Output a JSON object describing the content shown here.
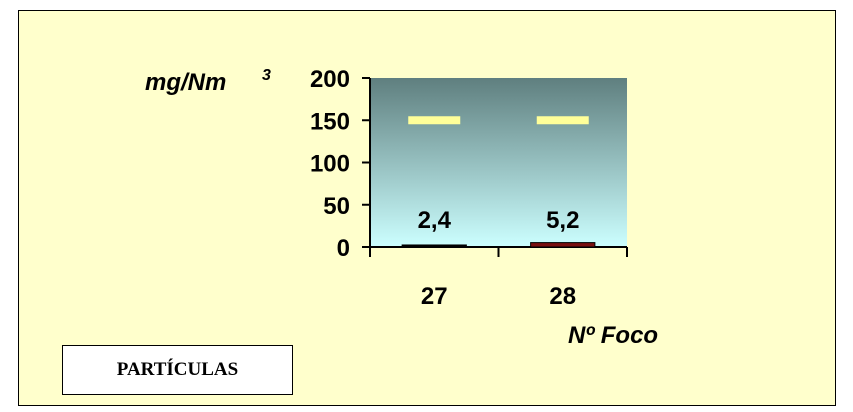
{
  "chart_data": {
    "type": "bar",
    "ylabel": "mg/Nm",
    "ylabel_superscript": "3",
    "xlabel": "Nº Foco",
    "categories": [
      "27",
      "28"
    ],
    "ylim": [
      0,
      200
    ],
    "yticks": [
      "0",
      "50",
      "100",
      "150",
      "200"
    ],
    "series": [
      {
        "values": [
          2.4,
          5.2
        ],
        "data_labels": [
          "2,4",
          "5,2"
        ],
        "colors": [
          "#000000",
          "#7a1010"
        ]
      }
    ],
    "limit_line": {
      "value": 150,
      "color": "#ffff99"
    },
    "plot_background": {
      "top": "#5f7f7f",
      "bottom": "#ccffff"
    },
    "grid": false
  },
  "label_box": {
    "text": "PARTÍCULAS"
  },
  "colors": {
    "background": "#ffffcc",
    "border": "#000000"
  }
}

### Description of the task
Repeat all of the records verbatim, leaving out the pictures.

### Answer
Output a JSON object describing the content shown here.
{
  "chart_data": {
    "type": "bar",
    "ylabel": "mg/Nm",
    "ylabel_superscript": "3",
    "xlabel": "Nº Foco",
    "categories": [
      "27",
      "28"
    ],
    "ylim": [
      0,
      200
    ],
    "yticks": [
      "0",
      "50",
      "100",
      "150",
      "200"
    ],
    "series": [
      {
        "values": [
          2.4,
          5.2
        ],
        "data_labels": [
          "2,4",
          "5,2"
        ],
        "colors": [
          "#000000",
          "#7a1010"
        ]
      }
    ],
    "limit_line": {
      "value": 150,
      "color": "#ffff99"
    },
    "plot_background": {
      "top": "#5f7f7f",
      "bottom": "#ccffff"
    },
    "grid": false
  },
  "label_box": {
    "text": "PARTÍCULAS"
  },
  "colors": {
    "background": "#ffffcc",
    "border": "#000000"
  }
}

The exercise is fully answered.